━━ Data shown

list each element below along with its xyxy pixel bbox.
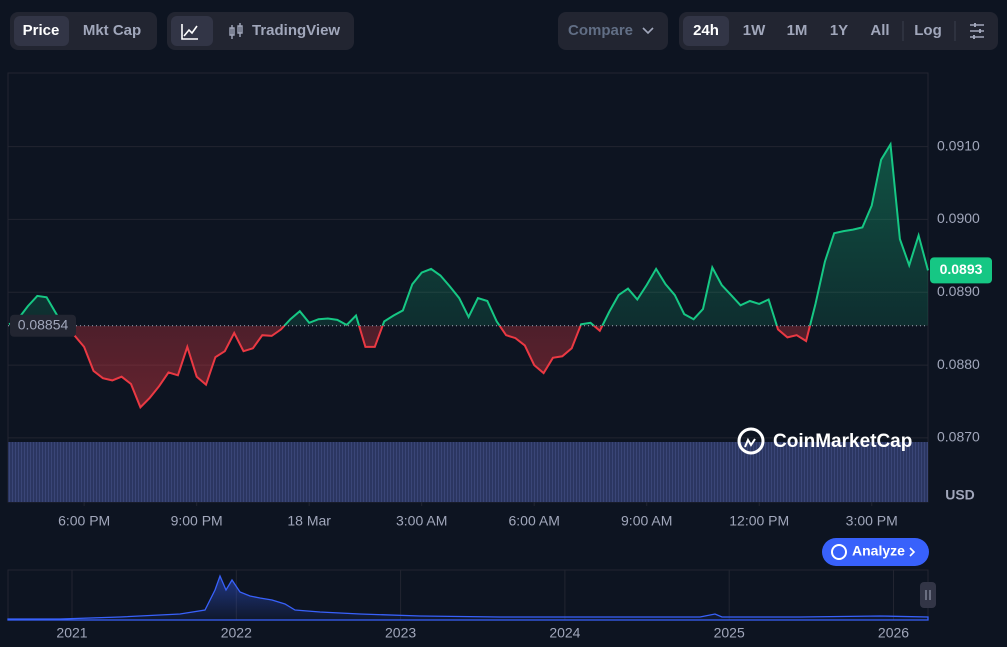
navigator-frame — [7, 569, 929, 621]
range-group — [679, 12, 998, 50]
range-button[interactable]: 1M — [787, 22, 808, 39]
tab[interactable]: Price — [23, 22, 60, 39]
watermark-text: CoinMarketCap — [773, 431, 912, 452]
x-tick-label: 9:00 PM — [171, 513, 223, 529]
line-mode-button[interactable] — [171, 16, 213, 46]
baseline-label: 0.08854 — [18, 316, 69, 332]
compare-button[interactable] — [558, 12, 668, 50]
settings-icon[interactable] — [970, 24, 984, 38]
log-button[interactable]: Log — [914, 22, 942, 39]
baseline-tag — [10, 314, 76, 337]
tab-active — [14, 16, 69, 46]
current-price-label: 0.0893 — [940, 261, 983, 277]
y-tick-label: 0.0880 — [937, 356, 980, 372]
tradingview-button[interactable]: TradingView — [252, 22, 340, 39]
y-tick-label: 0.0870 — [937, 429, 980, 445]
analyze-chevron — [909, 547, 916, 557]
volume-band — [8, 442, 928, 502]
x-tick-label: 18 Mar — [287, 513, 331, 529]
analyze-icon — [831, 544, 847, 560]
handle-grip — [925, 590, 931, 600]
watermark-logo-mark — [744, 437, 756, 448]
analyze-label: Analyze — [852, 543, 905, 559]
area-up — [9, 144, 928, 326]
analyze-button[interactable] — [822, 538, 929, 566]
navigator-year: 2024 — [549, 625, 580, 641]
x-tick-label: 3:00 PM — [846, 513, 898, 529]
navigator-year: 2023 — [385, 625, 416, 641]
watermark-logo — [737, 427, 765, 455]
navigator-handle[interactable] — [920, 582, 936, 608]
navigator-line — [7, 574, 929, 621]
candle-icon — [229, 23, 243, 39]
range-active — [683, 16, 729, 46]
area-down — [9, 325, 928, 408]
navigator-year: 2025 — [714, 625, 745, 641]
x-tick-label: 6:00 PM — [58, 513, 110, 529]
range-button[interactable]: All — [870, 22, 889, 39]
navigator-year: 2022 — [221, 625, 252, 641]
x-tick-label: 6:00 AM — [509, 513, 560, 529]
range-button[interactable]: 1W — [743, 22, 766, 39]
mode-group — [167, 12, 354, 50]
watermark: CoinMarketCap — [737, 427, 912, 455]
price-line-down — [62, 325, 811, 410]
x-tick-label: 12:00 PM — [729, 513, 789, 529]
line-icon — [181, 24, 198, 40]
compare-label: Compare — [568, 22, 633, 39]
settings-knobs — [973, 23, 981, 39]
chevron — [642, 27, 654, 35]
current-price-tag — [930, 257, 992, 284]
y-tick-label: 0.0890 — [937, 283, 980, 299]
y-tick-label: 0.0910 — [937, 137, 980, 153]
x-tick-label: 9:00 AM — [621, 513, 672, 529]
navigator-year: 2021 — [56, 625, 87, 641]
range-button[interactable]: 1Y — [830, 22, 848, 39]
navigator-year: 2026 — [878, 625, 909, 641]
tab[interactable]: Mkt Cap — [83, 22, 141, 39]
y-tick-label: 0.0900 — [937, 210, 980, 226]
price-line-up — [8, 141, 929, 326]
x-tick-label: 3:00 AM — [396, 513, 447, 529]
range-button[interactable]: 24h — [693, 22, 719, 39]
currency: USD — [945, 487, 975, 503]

━━━━
━━ Data shown

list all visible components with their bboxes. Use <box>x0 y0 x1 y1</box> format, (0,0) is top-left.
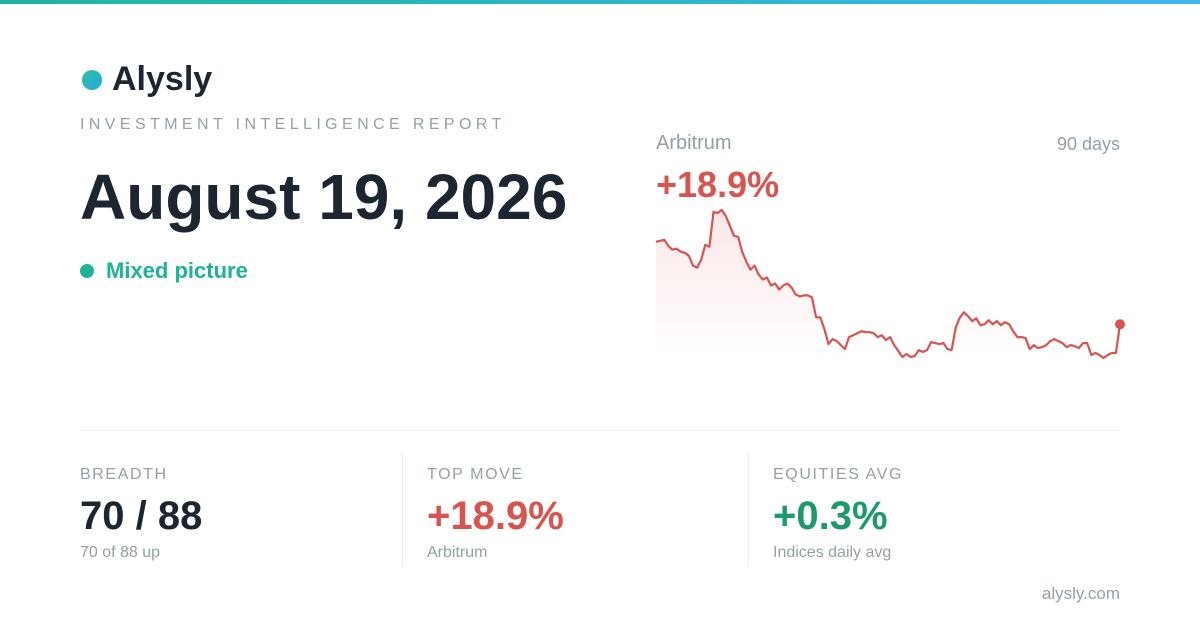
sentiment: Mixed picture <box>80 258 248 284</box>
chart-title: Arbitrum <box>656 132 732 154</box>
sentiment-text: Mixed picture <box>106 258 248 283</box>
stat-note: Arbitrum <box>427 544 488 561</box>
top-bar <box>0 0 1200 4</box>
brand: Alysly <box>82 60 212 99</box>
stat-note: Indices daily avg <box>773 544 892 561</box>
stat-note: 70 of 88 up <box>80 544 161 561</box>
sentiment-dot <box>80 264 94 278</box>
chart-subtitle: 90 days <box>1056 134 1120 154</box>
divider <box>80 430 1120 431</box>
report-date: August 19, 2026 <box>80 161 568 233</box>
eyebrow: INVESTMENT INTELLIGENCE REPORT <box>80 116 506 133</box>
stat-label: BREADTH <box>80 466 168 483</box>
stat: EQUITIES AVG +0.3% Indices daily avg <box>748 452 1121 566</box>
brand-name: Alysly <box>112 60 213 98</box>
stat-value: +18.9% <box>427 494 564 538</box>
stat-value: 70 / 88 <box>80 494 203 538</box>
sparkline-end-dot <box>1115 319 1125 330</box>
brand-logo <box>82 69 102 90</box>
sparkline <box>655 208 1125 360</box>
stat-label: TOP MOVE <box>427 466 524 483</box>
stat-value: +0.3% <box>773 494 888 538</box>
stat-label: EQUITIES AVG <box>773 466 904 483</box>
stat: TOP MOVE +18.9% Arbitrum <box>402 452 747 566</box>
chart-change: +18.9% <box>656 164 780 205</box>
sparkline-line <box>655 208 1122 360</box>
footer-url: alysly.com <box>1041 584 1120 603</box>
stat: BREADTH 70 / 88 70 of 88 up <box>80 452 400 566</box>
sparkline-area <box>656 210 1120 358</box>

━━━━
━━ Data shown

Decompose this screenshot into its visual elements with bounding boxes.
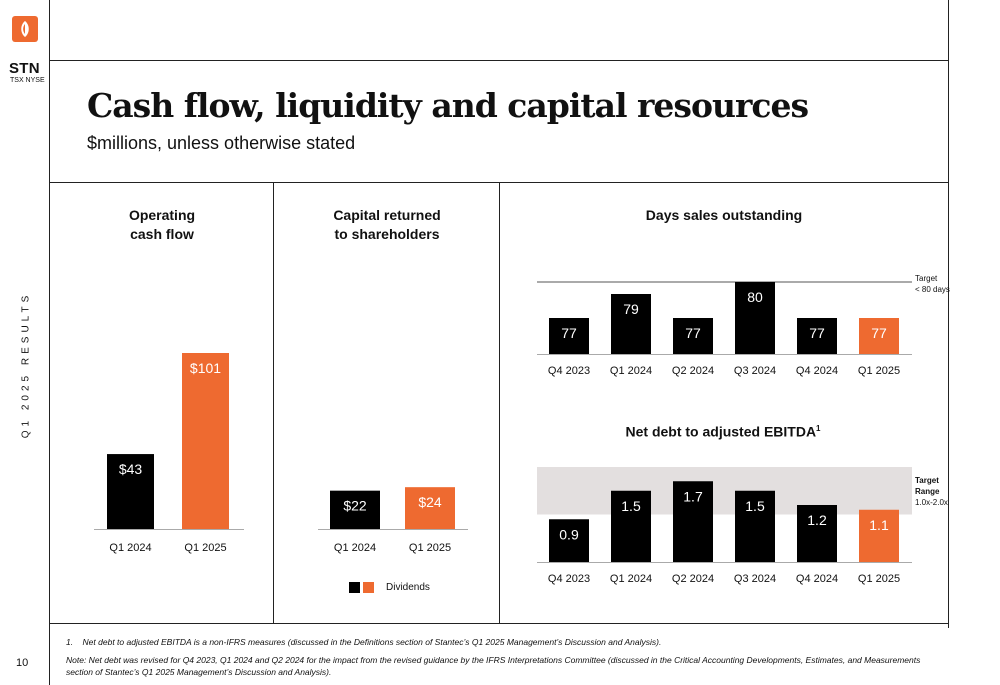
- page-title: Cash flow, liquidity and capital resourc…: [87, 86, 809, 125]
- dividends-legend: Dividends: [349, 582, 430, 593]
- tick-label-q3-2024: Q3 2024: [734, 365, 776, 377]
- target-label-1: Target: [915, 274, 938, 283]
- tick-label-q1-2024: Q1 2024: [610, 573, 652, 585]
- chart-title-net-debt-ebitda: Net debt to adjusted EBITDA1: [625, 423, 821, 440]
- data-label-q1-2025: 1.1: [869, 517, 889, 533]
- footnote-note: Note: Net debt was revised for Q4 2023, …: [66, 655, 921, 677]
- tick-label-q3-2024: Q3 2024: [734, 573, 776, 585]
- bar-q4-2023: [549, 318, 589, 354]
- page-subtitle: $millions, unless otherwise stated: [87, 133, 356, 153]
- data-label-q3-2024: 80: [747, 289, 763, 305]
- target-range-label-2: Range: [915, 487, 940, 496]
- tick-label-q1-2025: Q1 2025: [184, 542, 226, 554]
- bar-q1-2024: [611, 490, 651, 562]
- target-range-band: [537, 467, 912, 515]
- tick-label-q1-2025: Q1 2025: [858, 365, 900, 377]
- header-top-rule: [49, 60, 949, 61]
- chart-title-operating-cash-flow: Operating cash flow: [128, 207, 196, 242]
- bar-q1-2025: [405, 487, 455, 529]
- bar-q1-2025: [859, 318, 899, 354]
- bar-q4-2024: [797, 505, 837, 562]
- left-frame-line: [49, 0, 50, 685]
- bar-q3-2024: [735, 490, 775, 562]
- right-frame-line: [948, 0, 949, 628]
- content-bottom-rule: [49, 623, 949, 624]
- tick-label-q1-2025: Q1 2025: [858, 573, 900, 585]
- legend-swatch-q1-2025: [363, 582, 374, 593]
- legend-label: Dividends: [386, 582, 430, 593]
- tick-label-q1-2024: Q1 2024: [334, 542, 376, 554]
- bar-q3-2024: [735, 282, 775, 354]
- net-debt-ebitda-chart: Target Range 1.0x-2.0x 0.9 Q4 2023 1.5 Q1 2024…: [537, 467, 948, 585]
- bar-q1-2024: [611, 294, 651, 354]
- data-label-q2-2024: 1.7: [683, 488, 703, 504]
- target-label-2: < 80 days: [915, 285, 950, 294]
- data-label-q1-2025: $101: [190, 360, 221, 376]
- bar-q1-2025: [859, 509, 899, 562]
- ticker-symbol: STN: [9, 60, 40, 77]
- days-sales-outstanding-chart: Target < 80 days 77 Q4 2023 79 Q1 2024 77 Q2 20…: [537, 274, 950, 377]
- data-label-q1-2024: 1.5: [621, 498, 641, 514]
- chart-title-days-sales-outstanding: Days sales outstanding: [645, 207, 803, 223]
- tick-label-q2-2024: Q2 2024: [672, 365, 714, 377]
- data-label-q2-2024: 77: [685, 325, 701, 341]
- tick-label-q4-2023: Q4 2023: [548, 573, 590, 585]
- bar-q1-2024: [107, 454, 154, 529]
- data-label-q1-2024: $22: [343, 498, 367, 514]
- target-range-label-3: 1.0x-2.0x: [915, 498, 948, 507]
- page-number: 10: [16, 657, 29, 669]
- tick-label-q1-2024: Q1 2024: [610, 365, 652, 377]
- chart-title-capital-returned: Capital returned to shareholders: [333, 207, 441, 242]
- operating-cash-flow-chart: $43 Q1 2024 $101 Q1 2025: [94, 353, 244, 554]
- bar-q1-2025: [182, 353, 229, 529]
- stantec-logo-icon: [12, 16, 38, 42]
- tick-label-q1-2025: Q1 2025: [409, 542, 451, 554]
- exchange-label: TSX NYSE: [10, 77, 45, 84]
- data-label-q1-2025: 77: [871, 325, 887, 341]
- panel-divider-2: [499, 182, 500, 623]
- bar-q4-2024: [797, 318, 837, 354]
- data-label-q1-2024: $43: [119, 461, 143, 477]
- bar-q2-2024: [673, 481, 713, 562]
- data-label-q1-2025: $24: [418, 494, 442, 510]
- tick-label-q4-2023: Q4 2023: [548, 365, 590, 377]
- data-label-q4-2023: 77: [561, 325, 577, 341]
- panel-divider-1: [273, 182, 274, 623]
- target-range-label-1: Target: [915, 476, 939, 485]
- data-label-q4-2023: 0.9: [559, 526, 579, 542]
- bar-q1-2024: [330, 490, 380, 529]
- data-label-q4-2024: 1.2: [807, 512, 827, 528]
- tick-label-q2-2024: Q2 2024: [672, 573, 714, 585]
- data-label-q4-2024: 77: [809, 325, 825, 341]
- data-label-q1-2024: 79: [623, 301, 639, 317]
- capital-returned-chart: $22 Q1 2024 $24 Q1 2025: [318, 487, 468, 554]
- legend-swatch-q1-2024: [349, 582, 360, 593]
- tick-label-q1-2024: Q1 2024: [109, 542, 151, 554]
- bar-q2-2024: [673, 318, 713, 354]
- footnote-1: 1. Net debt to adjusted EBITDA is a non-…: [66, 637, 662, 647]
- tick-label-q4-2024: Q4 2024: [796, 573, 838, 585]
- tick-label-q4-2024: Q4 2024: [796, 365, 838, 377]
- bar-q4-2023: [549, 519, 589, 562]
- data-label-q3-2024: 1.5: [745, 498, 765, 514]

━━━━

### What is expected
Which lines in the entries contain the word "area"? Collect each of them and copy it out.

### Solved problem
area-up — [9, 144, 928, 326]
area-down — [9, 325, 928, 408]
sparkline-area <box>656 210 1120 358</box>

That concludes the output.